##### Extracted information

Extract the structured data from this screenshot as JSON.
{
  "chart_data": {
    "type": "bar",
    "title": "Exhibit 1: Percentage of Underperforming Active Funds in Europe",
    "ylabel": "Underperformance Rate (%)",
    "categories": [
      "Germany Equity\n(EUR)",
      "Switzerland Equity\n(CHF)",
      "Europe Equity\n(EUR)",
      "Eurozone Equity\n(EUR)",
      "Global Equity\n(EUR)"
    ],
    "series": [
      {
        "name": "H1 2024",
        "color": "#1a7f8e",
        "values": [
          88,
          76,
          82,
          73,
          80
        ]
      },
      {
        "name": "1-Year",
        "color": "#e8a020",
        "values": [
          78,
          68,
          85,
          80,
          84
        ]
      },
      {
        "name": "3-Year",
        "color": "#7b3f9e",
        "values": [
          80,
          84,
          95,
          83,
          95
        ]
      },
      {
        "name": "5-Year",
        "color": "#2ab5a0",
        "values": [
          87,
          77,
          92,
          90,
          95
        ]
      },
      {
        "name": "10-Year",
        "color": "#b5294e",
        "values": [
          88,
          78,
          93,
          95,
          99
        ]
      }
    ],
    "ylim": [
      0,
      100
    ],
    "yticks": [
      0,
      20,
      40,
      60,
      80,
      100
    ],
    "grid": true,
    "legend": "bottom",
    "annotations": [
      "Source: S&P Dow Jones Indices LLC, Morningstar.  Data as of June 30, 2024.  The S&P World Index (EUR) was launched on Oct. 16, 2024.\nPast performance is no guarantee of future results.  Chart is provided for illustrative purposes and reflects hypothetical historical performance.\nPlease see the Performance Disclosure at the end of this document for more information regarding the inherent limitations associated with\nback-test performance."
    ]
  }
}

##########

Look for the word "this" and return every line where it occurs.

Extract the structured data from this screenshot as JSON.
      "Source: S&P Dow Jones Indices LLC, Morningstar.  Data as of June 30, 2024.  The S&P World Index (EUR) was launched on Oct. 16, 2024.\nPast performance is no guarantee of future results.  Chart is provided for illustrative purposes and reflects hypothetical historical performance.\nPlease see the Performance Disclosure at the end of this document for more information regarding the inherent limitations associated with\nback-test performance."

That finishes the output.